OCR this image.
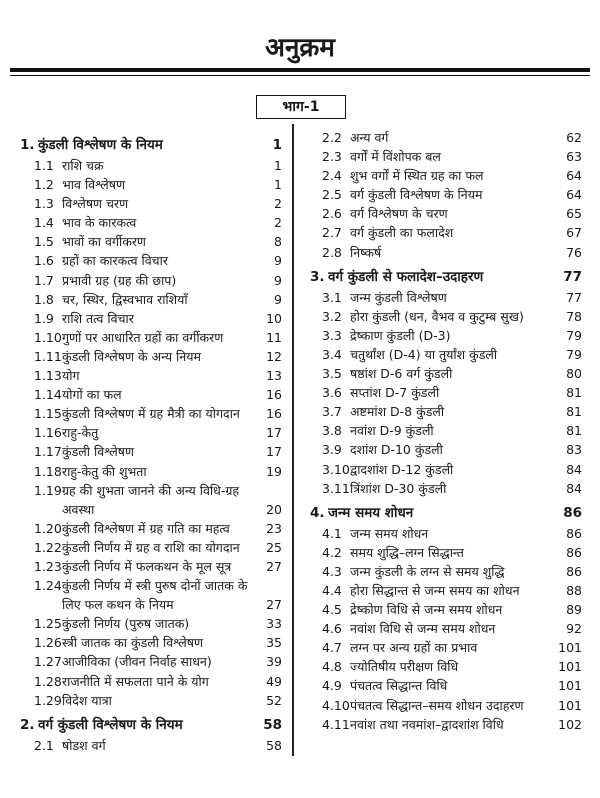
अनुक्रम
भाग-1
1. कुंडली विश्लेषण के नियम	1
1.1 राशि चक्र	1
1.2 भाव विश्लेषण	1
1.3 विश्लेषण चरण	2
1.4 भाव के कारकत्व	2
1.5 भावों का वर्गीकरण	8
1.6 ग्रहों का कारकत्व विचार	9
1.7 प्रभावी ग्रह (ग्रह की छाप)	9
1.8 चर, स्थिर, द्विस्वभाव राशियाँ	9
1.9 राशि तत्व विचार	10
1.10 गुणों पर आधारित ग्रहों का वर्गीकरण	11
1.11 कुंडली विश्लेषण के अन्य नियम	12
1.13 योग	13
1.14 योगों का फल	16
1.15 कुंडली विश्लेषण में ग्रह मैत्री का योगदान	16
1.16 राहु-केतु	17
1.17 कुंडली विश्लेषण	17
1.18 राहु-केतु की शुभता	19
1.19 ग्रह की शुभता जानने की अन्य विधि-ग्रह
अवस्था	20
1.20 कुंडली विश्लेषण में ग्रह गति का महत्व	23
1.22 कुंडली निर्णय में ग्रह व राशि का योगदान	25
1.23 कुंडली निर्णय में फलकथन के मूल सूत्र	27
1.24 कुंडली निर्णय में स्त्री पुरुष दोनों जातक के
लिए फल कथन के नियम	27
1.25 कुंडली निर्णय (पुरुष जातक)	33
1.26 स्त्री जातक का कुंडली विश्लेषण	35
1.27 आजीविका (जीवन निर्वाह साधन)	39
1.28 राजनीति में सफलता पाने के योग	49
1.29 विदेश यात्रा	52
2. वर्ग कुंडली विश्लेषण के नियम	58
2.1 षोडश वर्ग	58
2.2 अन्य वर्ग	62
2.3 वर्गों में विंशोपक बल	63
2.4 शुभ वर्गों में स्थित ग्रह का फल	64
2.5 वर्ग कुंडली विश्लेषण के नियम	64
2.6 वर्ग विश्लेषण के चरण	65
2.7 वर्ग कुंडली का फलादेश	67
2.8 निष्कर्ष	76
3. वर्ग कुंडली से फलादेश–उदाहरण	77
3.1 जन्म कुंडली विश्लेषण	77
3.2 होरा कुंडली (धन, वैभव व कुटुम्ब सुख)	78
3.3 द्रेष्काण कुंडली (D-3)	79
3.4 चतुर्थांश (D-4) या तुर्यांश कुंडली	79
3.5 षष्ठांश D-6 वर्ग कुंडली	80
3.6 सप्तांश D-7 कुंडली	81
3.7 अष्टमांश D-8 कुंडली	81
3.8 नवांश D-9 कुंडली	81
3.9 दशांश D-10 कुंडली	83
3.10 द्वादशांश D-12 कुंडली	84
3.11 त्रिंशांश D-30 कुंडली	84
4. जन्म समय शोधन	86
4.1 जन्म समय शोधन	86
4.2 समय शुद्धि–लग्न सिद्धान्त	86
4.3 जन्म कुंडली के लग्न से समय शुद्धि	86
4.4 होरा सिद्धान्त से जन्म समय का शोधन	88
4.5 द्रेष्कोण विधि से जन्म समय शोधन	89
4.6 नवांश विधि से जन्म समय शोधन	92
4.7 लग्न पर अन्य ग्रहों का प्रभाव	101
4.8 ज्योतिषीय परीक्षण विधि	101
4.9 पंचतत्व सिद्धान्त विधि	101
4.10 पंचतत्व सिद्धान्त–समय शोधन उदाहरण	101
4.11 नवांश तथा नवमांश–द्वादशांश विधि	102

...

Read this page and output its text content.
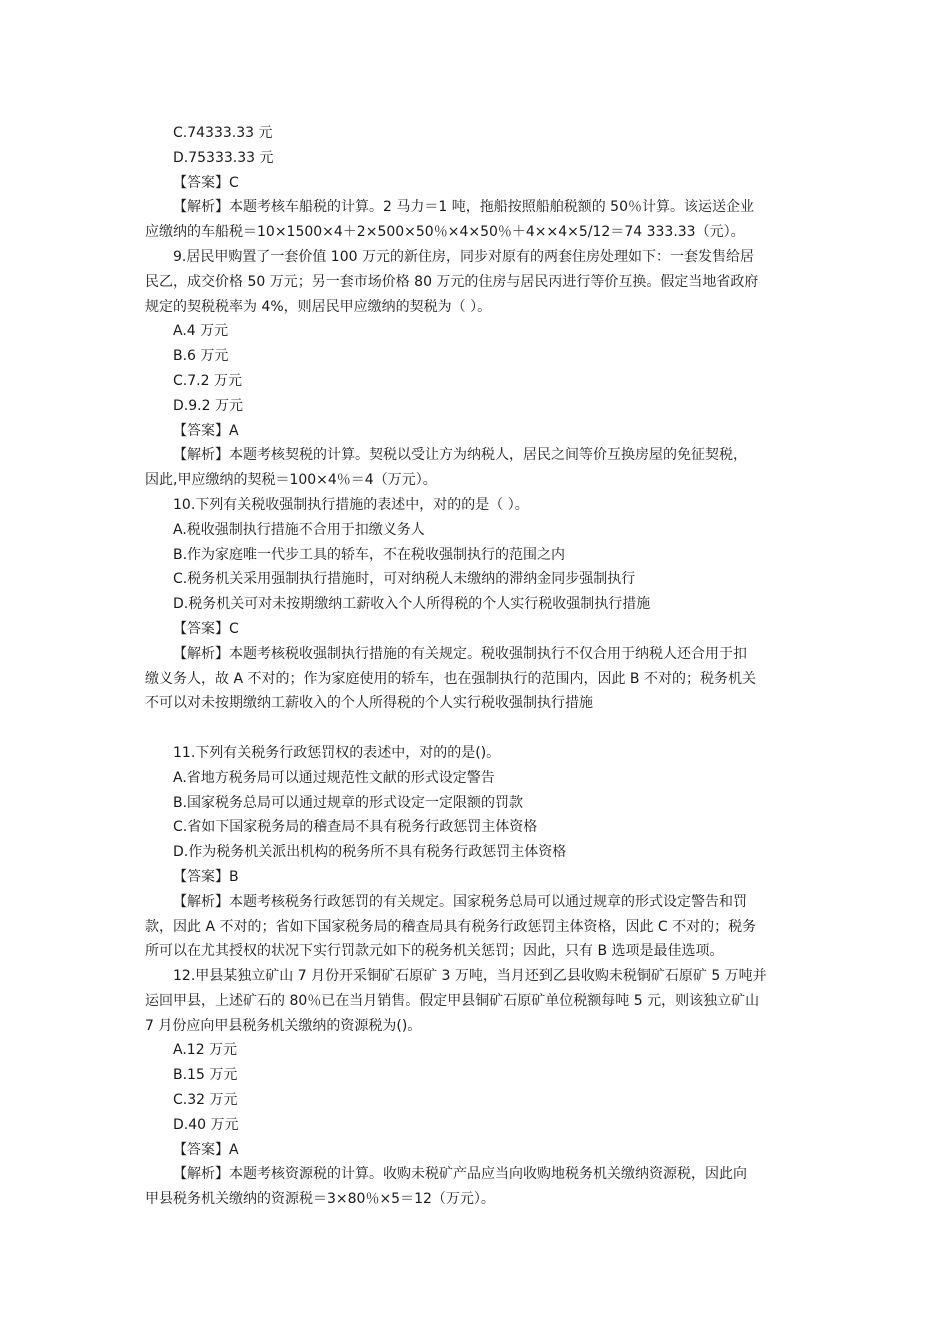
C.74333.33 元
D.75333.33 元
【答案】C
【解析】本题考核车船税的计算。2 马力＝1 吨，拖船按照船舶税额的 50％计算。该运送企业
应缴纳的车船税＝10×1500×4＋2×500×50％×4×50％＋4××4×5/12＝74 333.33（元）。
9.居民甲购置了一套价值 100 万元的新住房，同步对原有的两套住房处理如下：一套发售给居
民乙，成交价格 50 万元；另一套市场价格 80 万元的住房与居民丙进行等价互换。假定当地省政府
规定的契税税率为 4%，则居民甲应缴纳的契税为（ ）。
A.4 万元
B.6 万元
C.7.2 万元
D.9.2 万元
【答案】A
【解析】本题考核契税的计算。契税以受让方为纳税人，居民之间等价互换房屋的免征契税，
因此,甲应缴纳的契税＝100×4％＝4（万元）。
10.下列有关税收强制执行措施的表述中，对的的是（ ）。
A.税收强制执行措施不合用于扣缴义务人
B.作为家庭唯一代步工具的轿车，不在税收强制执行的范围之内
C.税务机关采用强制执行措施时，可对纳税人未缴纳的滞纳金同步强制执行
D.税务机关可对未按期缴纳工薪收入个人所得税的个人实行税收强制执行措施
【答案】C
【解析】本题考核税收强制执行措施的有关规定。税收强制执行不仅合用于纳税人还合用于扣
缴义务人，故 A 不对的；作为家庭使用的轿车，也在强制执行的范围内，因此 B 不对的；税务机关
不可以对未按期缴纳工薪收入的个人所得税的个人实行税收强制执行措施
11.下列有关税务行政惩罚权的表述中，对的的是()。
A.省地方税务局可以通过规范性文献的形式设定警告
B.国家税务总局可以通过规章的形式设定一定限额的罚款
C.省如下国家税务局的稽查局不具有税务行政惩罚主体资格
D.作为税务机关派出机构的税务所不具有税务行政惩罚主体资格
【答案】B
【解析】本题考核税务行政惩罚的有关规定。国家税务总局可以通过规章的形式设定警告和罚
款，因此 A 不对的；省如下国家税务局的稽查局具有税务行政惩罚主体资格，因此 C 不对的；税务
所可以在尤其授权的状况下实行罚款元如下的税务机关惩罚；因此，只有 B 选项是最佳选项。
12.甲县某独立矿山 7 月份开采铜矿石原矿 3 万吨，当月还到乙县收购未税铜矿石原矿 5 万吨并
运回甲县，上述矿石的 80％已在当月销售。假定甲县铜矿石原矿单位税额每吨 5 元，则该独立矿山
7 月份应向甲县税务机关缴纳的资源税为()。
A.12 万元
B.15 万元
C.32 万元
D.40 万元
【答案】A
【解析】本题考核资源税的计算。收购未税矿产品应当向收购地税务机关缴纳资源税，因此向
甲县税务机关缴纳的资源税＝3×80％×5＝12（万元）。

- **Written instruction**: Scan the entries above for the word "对的的是" and collect each line holding it.

- **Complete output**:
10.下列有关税收强制执行措施的表述中，对的的是（ ）。
11.下列有关税务行政惩罚权的表述中，对的的是()。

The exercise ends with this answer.